RECORDS SHOWN:
----------

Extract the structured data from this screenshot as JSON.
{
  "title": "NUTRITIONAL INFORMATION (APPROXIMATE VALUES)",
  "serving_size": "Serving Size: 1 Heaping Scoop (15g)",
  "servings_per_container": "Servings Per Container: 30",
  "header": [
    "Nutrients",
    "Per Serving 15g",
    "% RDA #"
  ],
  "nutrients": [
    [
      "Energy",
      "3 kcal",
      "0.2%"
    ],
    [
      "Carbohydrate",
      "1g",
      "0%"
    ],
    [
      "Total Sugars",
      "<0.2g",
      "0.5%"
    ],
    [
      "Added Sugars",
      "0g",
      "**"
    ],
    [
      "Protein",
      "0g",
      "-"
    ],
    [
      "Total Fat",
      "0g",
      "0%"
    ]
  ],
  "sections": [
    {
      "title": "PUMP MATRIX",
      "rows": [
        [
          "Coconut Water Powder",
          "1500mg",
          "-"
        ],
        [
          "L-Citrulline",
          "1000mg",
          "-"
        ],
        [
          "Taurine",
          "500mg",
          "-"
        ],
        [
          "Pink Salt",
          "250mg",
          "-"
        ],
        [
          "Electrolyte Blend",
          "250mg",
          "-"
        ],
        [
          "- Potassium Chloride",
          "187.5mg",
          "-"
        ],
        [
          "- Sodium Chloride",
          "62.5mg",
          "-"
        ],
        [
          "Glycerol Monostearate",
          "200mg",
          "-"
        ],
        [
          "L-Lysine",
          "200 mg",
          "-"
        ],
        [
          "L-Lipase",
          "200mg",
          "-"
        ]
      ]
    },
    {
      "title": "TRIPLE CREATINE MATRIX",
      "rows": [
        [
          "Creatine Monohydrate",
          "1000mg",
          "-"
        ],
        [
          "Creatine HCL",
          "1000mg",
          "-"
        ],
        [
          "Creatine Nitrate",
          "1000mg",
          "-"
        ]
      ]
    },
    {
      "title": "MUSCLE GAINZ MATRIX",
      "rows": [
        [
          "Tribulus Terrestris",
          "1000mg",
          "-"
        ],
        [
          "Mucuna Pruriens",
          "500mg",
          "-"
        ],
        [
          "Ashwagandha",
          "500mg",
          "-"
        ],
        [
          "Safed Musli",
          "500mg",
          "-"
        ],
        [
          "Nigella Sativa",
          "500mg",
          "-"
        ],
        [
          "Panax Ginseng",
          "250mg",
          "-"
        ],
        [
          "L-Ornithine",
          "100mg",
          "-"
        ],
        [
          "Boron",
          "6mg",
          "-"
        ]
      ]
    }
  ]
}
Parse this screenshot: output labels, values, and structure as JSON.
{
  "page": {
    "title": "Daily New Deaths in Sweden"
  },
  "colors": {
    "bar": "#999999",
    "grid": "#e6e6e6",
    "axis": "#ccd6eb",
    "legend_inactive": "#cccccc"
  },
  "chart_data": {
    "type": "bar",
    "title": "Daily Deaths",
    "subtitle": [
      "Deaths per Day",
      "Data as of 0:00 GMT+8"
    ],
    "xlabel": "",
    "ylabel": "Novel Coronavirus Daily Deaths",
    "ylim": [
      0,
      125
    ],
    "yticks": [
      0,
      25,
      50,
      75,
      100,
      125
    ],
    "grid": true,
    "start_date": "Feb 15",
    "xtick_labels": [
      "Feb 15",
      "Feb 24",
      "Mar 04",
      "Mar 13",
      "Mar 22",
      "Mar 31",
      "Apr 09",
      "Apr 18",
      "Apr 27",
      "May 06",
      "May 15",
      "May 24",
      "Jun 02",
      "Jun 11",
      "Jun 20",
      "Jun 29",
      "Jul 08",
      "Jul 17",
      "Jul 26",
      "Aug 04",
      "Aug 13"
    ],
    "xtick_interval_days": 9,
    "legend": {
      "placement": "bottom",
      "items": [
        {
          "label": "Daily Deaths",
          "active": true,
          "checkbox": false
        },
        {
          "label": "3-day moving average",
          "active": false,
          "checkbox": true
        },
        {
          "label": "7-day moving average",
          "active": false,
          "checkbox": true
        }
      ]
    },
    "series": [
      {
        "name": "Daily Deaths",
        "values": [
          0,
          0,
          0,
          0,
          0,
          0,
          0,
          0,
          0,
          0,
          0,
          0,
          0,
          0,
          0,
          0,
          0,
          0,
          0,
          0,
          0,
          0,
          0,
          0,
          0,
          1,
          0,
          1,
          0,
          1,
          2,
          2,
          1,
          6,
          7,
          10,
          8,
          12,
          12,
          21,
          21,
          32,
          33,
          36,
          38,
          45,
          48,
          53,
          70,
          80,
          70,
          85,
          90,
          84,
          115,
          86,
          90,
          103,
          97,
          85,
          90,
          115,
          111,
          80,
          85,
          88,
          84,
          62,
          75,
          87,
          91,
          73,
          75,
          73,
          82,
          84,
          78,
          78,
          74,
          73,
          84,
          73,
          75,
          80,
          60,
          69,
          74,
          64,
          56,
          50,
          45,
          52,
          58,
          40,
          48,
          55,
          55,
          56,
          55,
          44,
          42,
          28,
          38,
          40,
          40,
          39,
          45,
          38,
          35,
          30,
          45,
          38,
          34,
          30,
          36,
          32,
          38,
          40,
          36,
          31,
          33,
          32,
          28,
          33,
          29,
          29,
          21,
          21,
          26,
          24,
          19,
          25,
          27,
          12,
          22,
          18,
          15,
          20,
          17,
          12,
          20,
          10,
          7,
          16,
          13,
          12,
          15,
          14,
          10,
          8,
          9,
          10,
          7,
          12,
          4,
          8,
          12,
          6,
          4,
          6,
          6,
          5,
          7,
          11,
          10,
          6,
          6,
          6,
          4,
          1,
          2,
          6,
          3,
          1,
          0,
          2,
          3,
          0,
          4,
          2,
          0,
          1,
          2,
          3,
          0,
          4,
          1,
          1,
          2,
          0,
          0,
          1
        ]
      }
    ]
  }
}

----------

EXERCISE PROMPT: Show all lines from the entries that hold "MATRIX".

REPLY TO THE EXERCISE:
      "title": "PUMP MATRIX",
      "title": "TRIPLE CREATINE MATRIX",
      "title": "MUSCLE GAINZ MATRIX",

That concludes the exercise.